- [THE REQUEST] Pull out every line below holding the word "taxiway".

- [RECORDS SHOWN]
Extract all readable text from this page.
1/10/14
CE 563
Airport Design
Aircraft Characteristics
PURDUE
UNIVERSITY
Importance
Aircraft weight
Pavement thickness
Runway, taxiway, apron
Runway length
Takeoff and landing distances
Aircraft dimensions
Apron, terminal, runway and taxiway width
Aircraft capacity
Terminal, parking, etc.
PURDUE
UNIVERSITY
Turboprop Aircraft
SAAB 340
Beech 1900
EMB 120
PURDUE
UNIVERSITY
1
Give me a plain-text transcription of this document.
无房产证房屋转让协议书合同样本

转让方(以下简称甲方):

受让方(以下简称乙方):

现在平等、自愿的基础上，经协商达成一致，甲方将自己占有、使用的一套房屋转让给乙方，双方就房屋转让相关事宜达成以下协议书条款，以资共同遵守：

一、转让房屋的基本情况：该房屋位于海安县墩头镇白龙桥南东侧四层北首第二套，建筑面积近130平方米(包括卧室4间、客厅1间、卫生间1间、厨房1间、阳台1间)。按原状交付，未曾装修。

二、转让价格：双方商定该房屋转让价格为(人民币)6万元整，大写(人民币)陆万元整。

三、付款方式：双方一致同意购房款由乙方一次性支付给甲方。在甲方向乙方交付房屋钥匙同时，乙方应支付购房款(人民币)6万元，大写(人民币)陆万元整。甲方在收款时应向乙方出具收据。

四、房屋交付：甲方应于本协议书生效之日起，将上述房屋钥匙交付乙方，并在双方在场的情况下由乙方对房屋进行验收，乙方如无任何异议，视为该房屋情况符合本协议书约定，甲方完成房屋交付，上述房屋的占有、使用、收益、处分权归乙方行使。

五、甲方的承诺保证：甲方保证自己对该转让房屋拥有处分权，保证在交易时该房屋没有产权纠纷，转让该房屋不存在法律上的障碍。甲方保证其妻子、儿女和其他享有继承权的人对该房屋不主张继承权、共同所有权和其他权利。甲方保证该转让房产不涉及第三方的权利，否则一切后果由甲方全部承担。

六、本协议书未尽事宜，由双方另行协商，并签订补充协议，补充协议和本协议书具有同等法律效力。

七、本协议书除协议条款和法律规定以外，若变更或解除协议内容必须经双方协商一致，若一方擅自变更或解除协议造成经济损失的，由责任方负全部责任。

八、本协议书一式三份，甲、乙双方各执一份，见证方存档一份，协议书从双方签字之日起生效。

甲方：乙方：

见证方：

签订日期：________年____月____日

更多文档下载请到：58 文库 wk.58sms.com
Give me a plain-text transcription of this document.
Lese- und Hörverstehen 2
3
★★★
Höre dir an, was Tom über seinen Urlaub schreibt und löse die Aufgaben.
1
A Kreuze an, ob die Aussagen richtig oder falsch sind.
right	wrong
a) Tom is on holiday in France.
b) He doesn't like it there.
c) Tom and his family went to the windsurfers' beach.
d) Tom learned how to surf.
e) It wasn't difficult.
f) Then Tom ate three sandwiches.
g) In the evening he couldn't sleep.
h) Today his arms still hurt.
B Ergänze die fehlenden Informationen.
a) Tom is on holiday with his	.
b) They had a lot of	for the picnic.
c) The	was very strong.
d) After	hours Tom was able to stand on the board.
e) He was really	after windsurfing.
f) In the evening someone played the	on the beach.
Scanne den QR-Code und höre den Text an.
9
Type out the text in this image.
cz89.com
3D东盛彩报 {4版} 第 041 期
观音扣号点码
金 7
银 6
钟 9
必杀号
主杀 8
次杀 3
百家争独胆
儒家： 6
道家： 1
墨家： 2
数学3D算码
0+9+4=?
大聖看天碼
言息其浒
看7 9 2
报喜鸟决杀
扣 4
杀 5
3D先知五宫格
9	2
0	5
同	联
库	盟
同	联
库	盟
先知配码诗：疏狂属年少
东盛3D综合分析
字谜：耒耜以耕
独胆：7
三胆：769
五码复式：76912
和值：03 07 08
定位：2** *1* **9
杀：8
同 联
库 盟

- [REPLY]
Runway, taxiway, apron
Apron, terminal, runway and taxiway width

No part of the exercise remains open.